(Records that describe figures)
________________
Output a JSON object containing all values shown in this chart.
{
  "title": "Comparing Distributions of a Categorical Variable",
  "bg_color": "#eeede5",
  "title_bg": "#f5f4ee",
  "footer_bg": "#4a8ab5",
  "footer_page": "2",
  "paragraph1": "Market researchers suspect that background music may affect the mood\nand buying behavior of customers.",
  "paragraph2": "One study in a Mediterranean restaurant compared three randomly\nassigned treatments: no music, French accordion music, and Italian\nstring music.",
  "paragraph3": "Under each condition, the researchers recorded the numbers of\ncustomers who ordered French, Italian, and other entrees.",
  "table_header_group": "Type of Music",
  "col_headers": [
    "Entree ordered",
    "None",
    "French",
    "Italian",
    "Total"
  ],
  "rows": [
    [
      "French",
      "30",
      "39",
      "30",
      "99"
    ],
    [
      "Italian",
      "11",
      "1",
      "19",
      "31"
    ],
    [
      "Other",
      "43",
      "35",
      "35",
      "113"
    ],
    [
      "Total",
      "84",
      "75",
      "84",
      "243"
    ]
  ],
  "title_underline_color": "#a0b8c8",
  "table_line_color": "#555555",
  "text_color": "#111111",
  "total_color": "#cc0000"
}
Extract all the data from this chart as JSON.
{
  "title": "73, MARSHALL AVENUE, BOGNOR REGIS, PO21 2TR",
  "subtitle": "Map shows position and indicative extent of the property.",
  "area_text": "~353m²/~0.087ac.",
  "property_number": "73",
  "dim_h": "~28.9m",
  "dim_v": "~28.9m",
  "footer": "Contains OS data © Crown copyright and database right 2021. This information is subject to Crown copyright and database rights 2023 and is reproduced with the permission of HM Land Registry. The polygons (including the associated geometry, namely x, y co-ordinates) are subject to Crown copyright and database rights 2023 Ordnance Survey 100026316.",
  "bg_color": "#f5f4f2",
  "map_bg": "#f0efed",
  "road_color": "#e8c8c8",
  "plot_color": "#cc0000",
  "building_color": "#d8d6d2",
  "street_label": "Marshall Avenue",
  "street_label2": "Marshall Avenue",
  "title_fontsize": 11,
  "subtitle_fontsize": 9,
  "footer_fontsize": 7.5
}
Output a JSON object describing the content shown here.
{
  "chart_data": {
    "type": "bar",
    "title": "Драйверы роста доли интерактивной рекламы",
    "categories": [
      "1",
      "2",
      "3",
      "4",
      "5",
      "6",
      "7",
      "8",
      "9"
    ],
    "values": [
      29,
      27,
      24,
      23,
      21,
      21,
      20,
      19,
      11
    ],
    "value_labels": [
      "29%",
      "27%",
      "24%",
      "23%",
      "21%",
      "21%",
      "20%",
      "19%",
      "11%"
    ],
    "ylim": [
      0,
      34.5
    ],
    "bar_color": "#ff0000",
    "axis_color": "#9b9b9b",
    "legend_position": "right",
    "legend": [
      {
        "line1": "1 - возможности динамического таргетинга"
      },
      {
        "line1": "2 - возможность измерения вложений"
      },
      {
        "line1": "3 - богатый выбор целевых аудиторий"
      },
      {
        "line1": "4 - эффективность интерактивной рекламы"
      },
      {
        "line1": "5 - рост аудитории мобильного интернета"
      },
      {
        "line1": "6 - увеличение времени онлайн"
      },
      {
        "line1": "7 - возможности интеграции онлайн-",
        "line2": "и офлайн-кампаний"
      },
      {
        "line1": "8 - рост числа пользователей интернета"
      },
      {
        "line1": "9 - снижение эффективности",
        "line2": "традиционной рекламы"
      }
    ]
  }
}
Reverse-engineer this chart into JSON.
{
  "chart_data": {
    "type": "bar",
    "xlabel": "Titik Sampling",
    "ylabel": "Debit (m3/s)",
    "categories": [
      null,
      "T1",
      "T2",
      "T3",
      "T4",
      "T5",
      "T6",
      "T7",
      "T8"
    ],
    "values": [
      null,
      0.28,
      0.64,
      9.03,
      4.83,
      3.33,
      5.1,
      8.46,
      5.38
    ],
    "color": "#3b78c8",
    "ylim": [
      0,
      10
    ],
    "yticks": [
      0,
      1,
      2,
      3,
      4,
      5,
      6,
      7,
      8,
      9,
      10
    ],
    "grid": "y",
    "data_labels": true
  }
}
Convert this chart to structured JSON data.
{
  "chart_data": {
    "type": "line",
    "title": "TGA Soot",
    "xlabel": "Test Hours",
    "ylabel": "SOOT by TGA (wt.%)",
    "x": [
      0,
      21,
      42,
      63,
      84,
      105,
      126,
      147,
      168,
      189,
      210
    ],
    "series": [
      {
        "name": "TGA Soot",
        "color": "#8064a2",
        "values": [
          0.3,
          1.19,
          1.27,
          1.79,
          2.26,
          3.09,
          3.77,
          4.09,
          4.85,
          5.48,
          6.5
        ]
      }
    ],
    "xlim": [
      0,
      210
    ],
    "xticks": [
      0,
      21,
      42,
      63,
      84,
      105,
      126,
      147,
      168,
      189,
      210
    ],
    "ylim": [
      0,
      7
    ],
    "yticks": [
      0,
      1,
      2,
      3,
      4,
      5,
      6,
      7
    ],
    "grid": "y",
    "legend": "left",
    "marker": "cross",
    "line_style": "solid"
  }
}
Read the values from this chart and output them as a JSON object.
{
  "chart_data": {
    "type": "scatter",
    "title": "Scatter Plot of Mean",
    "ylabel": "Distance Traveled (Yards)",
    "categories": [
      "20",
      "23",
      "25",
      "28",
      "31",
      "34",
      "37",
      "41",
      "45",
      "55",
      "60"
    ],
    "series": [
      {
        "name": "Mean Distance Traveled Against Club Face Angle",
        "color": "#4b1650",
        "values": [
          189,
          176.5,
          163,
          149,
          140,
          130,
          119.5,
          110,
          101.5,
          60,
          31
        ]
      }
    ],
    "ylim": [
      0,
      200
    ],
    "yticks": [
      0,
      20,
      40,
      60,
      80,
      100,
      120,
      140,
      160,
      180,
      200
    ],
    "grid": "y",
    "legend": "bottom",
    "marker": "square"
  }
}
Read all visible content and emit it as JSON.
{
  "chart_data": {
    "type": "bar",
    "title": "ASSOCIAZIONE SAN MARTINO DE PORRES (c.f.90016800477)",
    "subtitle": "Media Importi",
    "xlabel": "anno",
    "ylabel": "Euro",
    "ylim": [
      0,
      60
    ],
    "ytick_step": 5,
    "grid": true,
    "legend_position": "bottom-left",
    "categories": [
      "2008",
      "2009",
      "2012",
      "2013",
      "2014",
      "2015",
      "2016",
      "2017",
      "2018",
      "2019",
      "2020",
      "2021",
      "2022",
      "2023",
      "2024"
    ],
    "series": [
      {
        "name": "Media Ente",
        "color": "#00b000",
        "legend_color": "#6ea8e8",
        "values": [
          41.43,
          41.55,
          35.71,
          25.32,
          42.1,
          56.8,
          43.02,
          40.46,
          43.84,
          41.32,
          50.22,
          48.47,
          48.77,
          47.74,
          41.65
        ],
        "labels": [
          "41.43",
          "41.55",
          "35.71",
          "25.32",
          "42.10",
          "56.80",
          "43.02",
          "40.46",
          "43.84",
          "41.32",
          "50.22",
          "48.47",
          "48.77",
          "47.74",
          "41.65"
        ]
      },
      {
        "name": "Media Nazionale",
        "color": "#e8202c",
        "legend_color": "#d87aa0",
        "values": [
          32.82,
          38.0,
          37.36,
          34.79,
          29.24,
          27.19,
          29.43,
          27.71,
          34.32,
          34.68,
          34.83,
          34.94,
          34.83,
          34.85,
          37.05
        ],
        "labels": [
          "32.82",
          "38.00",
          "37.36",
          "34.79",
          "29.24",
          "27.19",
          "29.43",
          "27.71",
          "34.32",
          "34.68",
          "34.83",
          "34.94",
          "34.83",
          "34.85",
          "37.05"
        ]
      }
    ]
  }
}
________________
*Set task:* Write out every line exactly as it stands.

*Exercise answer:*
Output a JSON object containing all values shown in this chart.
{
  "title": "Comparing Distributions of a Categorical Variable",
  "bg_color": "#eeede5",
  "title_bg": "#f5f4ee",
  "footer_bg": "#4a8ab5",
  "footer_page": "2",
  "paragraph1": "Market researchers suspect that background music may affect the mood\nand buying behavior of customers.",
  "paragraph2": "One study in a Mediterranean restaurant compared three randomly\nassigned treatments: no music, French accordion music, and Italian\nstring music.",
  "paragraph3": "Under each condition, the researchers recorded the numbers of\ncustomers who ordered French, Italian, and other entrees.",
  "table_header_group": "Type of Music",
  "col_headers": [
    "Entree ordered",
    "None",
    "French",
    "Italian",
    "Total"
  ],
  "rows": [
    [
      "French",
      "30",
      "39",
      "30",
      "99"
    ],
    [
      "Italian",
      "11",
      "1",
      "19",
      "31"
    ],
    [
      "Other",
      "43",
      "35",
      "35",
      "113"
    ],
    [
      "Total",
      "84",
      "75",
      "84",
      "243"
    ]
  ],
  "title_underline_color": "#a0b8c8",
  "table_line_color": "#555555",
  "text_color": "#111111",
  "total_color": "#cc0000"
}
Extract all the data from this chart as JSON.
{
  "title": "73, MARSHALL AVENUE, BOGNOR REGIS, PO21 2TR",
  "subtitle": "Map shows position and indicative extent of the property.",
  "area_text": "~353m²/~0.087ac.",
  "property_number": "73",
  "dim_h": "~28.9m",
  "dim_v": "~28.9m",
  "footer": "Contains OS data © Crown copyright and database right 2021. This information is subject to Crown copyright and database rights 2023 and is reproduced with the permission of HM Land Registry. The polygons (including the associated geometry, namely x, y co-ordinates) are subject to Crown copyright and database rights 2023 Ordnance Survey 100026316.",
  "bg_color": "#f5f4f2",
  "map_bg": "#f0efed",
  "road_color": "#e8c8c8",
  "plot_color": "#cc0000",
  "building_color": "#d8d6d2",
  "street_label": "Marshall Avenue",
  "street_label2": "Marshall Avenue",
  "title_fontsize": 11,
  "subtitle_fontsize": 9,
  "footer_fontsize": 7.5
}
Output a JSON object describing the content shown here.
{
  "chart_data": {
    "type": "bar",
    "title": "Драйверы роста доли интерактивной рекламы",
    "categories": [
      "1",
      "2",
      "3",
      "4",
      "5",
      "6",
      "7",
      "8",
      "9"
    ],
    "values": [
      29,
      27,
      24,
      23,
      21,
      21,
      20,
      19,
      11
    ],
    "value_labels": [
      "29%",
      "27%",
      "24%",
      "23%",
      "21%",
      "21%",
      "20%",
      "19%",
      "11%"
    ],
    "ylim": [
      0,
      34.5
    ],
    "bar_color": "#ff0000",
    "axis_color": "#9b9b9b",
    "legend_position": "right",
    "legend": [
      {
        "line1": "1 - возможности динамического таргетинга"
      },
      {
        "line1": "2 - возможность измерения вложений"
      },
      {
        "line1": "3 - богатый выбор целевых аудиторий"
      },
      {
        "line1": "4 - эффективность интерактивной рекламы"
      },
      {
        "line1": "5 - рост аудитории мобильного интернета"
      },
      {
        "line1": "6 - увеличение времени онлайн"
      },
      {
        "line1": "7 - возможности интеграции онлайн-",
        "line2": "и офлайн-кампаний"
      },
      {
        "line1": "8 - рост числа пользователей интернета"
      },
      {
        "line1": "9 - снижение эффективности",
        "line2": "традиционной рекламы"
      }
    ]
  }
}
Reverse-engineer this chart into JSON.
{
  "chart_data": {
    "type": "bar",
    "xlabel": "Titik Sampling",
    "ylabel": "Debit (m3/s)",
    "categories": [
      null,
      "T1",
      "T2",
      "T3",
      "T4",
      "T5",
      "T6",
      "T7",
      "T8"
    ],
    "values": [
      null,
      0.28,
      0.64,
      9.03,
      4.83,
      3.33,
      5.1,
      8.46,
      5.38
    ],
    "color": "#3b78c8",
    "ylim": [
      0,
      10
    ],
    "yticks": [
      0,
      1,
      2,
      3,
      4,
      5,
      6,
      7,
      8,
      9,
      10
    ],
    "grid": "y",
    "data_labels": true
  }
}
Convert this chart to structured JSON data.
{
  "chart_data": {
    "type": "line",
    "title": "TGA Soot",
    "xlabel": "Test Hours",
    "ylabel": "SOOT by TGA (wt.%)",
    "x": [
      0,
      21,
      42,
      63,
      84,
      105,
      126,
      147,
      168,
      189,
      210
    ],
    "series": [
      {
        "name": "TGA Soot",
        "color": "#8064a2",
        "values": [
          0.3,
          1.19,
          1.27,
          1.79,
          2.26,
          3.09,
          3.77,
          4.09,
          4.85,
          5.48,
          6.5
        ]
      }
    ],
    "xlim": [
      0,
      210
    ],
    "xticks": [
      0,
      21,
      42,
      63,
      84,
      105,
      126,
      147,
      168,
      189,
      210
    ],
    "ylim": [
      0,
      7
    ],
    "yticks": [
      0,
      1,
      2,
      3,
      4,
      5,
      6,
      7
    ],
    "grid": "y",
    "legend": "left",
    "marker": "cross",
    "line_style": "solid"
  }
}
Read the values from this chart and output them as a JSON object.
{
  "chart_data": {
    "type": "scatter",
    "title": "Scatter Plot of Mean",
    "ylabel": "Distance Traveled (Yards)",
    "categories": [
      "20",
      "23",
      "25",
      "28",
      "31",
      "34",
      "37",
      "41",
      "45",
      "55",
      "60"
    ],
    "series": [
      {
        "name": "Mean Distance Traveled Against Club Face Angle",
        "color": "#4b1650",
        "values": [
          189,
          176.5,
          163,
          149,
          140,
          130,
          119.5,
          110,
          101.5,
          60,
          31
        ]
      }
    ],
    "ylim": [
      0,
      200
    ],
    "yticks": [
      0,
      20,
      40,
      60,
      80,
      100,
      120,
      140,
      160,
      180,
      200
    ],
    "grid": "y",
    "legend": "bottom",
    "marker": "square"
  }
}
Read all visible content and emit it as JSON.
{
  "chart_data": {
    "type": "bar",
    "title": "ASSOCIAZIONE SAN MARTINO DE PORRES (c.f.90016800477)",
    "subtitle": "Media Importi",
    "xlabel": "anno",
    "ylabel": "Euro",
    "ylim": [
      0,
      60
    ],
    "ytick_step": 5,
    "grid": true,
    "legend_position": "bottom-left",
    "categories": [
      "2008",
      "2009",
      "2012",
      "2013",
      "2014",
      "2015",
      "2016",
      "2017",
      "2018",
      "2019",
      "2020",
      "2021",
      "2022",
      "2023",
      "2024"
    ],
    "series": [
      {
        "name": "Media Ente",
        "color": "#00b000",
        "legend_color": "#6ea8e8",
        "values": [
          41.43,
          41.55,
          35.71,
          25.32,
          42.1,
          56.8,
          43.02,
          40.46,
          43.84,
          41.32,
          50.22,
          48.47,
          48.77,
          47.74,
          41.65
        ],
        "labels": [
          "41.43",
          "41.55",
          "35.71",
          "25.32",
          "42.10",
          "56.80",
          "43.02",
          "40.46",
          "43.84",
          "41.32",
          "50.22",
          "48.47",
          "48.77",
          "47.74",
          "41.65"
        ]
      },
      {
        "name": "Media Nazionale",
        "color": "#e8202c",
        "legend_color": "#d87aa0",
        "values": [
          32.82,
          38.0,
          37.36,
          34.79,
          29.24,
          27.19,
          29.43,
          27.71,
          34.32,
          34.68,
          34.83,
          34.94,
          34.83,
          34.85,
          37.05
        ],
        "labels": [
          "32.82",
          "38.00",
          "37.36",
          "34.79",
          "29.24",
          "27.19",
          "29.43",
          "27.71",
          "34.32",
          "34.68",
          "34.83",
          "34.94",
          "34.83",
          "34.85",
          "37.05"
        ]
      }
    ]
  }
}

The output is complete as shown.